#### [WHAT IS NEEDED]
What follows is a set of records; restate each one word for word and drop the pictures.

#### [ENTRIES]

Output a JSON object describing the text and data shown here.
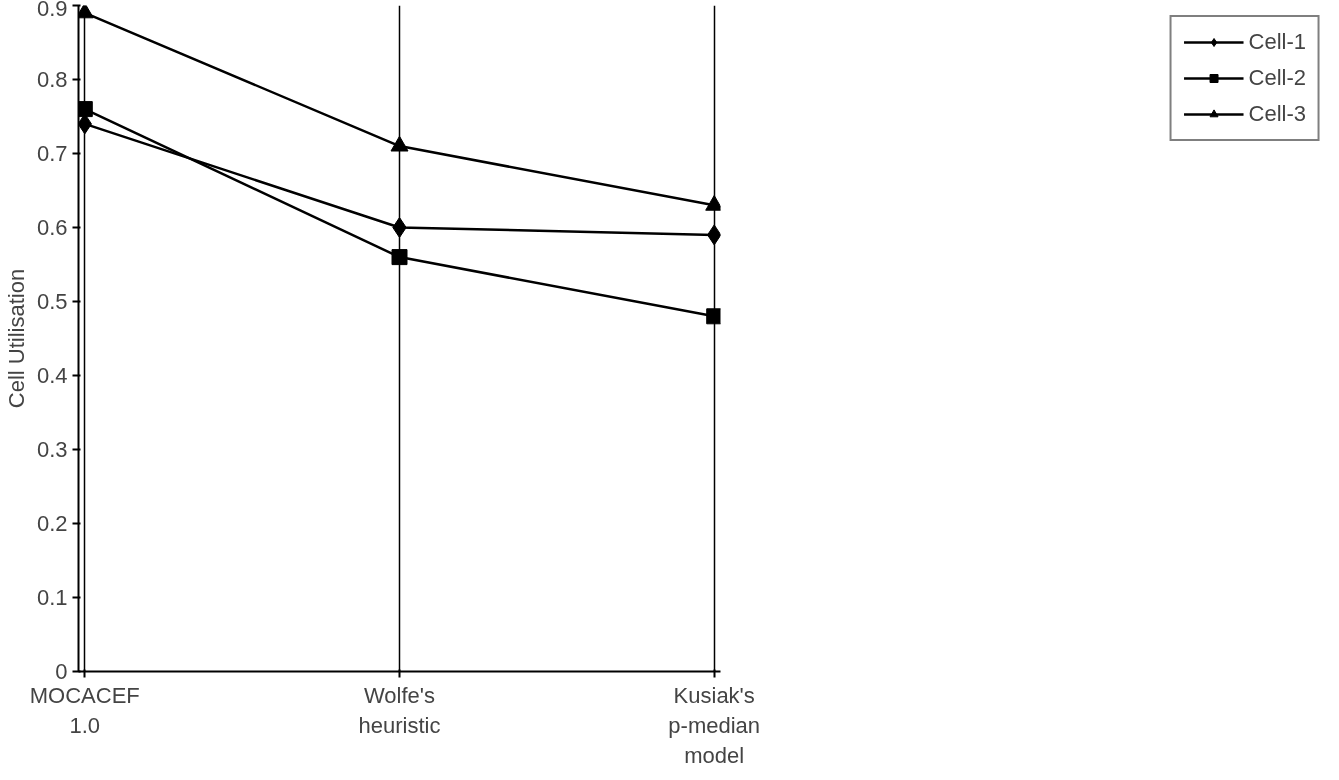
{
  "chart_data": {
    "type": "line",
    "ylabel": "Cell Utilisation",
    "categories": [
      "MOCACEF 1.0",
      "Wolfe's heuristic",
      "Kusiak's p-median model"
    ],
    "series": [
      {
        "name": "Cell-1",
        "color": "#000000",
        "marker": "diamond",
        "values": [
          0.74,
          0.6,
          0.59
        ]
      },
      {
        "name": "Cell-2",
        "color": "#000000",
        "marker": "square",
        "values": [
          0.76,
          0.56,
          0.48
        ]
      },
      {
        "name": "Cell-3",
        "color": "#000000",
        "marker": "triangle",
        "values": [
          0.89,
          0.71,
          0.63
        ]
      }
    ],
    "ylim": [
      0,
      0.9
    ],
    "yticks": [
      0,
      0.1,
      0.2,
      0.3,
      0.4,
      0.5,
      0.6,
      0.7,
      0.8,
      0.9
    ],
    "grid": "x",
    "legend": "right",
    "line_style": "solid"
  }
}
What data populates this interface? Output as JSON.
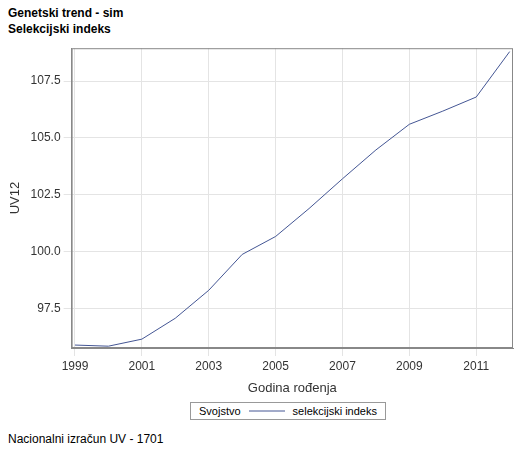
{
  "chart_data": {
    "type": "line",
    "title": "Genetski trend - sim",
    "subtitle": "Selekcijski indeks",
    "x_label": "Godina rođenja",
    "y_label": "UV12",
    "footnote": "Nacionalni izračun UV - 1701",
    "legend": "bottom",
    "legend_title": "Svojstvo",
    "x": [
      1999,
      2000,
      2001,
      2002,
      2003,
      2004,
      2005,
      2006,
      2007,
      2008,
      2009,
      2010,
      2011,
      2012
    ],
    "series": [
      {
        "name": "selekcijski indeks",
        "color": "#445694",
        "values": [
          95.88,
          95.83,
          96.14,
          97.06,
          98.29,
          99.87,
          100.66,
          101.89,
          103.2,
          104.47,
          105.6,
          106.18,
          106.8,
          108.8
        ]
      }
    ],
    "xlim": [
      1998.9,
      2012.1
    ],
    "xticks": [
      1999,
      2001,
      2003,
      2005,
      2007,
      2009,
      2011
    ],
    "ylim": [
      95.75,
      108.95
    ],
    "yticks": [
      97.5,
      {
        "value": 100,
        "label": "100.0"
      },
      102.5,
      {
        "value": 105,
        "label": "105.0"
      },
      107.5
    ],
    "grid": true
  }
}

#### [REPLY TO THE TASK]
Output a JSON object describing the text and data shown here.
{
  "chart_data": {
    "type": "line",
    "ylabel": "Cell Utilisation",
    "categories": [
      "MOCACEF 1.0",
      "Wolfe's heuristic",
      "Kusiak's p-median model"
    ],
    "series": [
      {
        "name": "Cell-1",
        "color": "#000000",
        "marker": "diamond",
        "values": [
          0.74,
          0.6,
          0.59
        ]
      },
      {
        "name": "Cell-2",
        "color": "#000000",
        "marker": "square",
        "values": [
          0.76,
          0.56,
          0.48
        ]
      },
      {
        "name": "Cell-3",
        "color": "#000000",
        "marker": "triangle",
        "values": [
          0.89,
          0.71,
          0.63
        ]
      }
    ],
    "ylim": [
      0,
      0.9
    ],
    "yticks": [
      0,
      0.1,
      0.2,
      0.3,
      0.4,
      0.5,
      0.6,
      0.7,
      0.8,
      0.9
    ],
    "grid": "x",
    "legend": "right",
    "line_style": "solid"
  }
}
What data populates this interface? Output as JSON.
{
  "chart_data": {
    "type": "line",
    "title": "Genetski trend - sim",
    "subtitle": "Selekcijski indeks",
    "x_label": "Godina rođenja",
    "y_label": "UV12",
    "footnote": "Nacionalni izračun UV - 1701",
    "legend": "bottom",
    "legend_title": "Svojstvo",
    "x": [
      1999,
      2000,
      2001,
      2002,
      2003,
      2004,
      2005,
      2006,
      2007,
      2008,
      2009,
      2010,
      2011,
      2012
    ],
    "series": [
      {
        "name": "selekcijski indeks",
        "color": "#445694",
        "values": [
          95.88,
          95.83,
          96.14,
          97.06,
          98.29,
          99.87,
          100.66,
          101.89,
          103.2,
          104.47,
          105.6,
          106.18,
          106.8,
          108.8
        ]
      }
    ],
    "xlim": [
      1998.9,
      2012.1
    ],
    "xticks": [
      1999,
      2001,
      2003,
      2005,
      2007,
      2009,
      2011
    ],
    "ylim": [
      95.75,
      108.95
    ],
    "yticks": [
      97.5,
      {
        "value": 100,
        "label": "100.0"
      },
      102.5,
      {
        "value": 105,
        "label": "105.0"
      },
      107.5
    ],
    "grid": true
  }
}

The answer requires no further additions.